PAGE EXTRACT:

Once that packaging flaw was corrected, the 99/4A could be expected to arrive in operating condition.
    Hundreds of thousands of the computers were made for the U.S. market.
    Kitchens is proud of the work put into the computer, which can still run respectably in a race dominated by the high-media versions of today.
    "I think we did one heck of a job."
    He is going to save his own 99/4A until March of this year.
    "The reason I still have one is that I have a granddaughter who will be three in March. I am going to set her up with it, so she can get comfortable with the keyboard."
    Then there will be a new generation of TI 99/4A users.

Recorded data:
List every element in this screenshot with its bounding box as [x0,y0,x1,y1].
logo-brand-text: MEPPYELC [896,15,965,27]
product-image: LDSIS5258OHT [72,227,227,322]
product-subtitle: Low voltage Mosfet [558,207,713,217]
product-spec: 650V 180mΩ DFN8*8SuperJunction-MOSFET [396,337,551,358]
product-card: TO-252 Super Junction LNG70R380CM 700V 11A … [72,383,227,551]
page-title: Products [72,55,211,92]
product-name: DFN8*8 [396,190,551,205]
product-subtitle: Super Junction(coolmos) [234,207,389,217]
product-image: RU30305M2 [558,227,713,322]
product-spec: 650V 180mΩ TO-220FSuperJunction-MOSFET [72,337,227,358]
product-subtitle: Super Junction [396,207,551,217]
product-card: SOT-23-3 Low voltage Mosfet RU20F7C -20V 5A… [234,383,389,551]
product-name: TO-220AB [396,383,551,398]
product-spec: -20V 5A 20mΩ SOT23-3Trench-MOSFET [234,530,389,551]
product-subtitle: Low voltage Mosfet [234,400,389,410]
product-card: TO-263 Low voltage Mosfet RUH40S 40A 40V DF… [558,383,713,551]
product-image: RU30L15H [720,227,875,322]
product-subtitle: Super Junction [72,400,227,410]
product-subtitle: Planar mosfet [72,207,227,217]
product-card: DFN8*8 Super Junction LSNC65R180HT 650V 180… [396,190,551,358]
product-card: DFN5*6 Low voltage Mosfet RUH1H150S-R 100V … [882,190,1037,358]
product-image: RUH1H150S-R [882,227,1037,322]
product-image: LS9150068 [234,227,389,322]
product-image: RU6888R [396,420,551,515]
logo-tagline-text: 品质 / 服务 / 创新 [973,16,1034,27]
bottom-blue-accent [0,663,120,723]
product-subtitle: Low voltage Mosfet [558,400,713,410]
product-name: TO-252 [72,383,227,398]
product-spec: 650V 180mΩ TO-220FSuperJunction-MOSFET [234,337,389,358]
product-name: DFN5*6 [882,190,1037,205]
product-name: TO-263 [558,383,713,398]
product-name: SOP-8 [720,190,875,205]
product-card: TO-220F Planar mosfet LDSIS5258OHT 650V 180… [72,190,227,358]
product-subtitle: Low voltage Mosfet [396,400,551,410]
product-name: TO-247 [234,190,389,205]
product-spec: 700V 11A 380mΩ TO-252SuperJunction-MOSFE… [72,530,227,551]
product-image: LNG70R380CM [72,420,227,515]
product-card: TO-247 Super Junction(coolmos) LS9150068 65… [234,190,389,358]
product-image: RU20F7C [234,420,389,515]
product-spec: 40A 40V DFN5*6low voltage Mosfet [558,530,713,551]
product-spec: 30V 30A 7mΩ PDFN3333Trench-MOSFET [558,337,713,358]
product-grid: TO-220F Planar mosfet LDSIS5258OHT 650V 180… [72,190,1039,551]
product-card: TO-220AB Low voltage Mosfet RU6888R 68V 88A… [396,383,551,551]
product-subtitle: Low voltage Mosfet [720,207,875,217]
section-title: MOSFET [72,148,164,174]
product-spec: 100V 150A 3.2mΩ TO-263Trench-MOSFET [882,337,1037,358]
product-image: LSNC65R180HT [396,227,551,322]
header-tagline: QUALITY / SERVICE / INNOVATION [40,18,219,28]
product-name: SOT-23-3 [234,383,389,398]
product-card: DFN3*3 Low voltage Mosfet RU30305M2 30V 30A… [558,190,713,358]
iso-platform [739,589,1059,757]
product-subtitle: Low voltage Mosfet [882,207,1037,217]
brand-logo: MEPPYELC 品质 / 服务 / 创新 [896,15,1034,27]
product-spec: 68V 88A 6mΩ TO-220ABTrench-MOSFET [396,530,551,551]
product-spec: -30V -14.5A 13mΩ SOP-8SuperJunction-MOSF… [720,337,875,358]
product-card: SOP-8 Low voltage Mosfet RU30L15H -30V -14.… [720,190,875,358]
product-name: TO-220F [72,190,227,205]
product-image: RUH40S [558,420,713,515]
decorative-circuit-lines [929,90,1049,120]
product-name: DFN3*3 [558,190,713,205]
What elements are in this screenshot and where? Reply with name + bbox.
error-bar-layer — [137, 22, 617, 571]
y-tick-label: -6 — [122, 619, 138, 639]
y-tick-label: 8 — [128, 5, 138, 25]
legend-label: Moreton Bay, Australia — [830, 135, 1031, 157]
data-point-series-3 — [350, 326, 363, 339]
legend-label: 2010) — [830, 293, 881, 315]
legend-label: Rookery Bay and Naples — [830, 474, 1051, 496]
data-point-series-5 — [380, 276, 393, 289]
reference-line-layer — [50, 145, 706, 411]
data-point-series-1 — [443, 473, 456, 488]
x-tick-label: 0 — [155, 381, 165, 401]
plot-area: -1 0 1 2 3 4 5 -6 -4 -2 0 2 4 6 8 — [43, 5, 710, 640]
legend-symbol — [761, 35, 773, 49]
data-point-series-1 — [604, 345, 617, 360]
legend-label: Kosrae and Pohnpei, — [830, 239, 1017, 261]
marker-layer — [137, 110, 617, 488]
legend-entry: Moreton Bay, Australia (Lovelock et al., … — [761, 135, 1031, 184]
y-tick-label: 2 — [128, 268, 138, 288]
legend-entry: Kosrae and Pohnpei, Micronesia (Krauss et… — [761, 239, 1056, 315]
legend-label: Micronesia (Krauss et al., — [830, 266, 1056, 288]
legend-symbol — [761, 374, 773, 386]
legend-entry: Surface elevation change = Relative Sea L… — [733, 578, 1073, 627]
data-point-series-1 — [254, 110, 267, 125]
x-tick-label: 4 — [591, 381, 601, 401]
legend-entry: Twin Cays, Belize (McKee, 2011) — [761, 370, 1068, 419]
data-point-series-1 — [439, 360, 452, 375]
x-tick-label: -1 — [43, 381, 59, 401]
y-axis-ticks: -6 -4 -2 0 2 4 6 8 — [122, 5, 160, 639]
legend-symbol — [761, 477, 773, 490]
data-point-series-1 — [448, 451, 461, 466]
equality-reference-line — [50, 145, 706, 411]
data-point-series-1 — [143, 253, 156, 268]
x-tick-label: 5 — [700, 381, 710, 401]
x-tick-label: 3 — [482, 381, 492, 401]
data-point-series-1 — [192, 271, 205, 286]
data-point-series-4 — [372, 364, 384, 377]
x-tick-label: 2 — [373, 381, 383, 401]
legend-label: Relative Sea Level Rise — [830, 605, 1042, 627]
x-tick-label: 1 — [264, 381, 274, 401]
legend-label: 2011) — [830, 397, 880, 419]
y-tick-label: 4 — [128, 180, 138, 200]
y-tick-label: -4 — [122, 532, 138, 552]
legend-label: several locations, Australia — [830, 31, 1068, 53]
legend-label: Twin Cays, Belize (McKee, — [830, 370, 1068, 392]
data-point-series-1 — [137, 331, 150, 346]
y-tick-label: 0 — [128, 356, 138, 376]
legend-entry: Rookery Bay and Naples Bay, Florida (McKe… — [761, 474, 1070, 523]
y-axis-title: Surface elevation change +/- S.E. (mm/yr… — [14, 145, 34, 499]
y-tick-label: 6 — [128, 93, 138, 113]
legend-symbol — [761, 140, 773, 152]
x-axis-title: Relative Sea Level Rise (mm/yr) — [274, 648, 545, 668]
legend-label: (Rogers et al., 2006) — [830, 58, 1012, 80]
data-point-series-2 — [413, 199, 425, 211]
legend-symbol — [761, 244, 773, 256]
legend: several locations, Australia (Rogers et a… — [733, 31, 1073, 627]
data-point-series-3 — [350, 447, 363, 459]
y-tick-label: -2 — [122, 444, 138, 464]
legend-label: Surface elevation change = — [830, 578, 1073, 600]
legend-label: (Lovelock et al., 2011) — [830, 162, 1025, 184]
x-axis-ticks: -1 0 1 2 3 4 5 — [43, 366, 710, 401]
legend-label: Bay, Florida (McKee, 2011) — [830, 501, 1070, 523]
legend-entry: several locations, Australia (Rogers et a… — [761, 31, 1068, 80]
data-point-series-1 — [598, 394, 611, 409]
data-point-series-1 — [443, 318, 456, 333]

EXERCISE: From the TI 99/4A text, extract the passage between "Hundreds of thousands" and "versions of today.", inclusive.

TASK OUTPUT:
Hundreds of thousands of the computers were made for the U.S. market.
    Kitchens is proud of the work put into the computer, which can still run respectably in a race dominated by the high-media versions of today.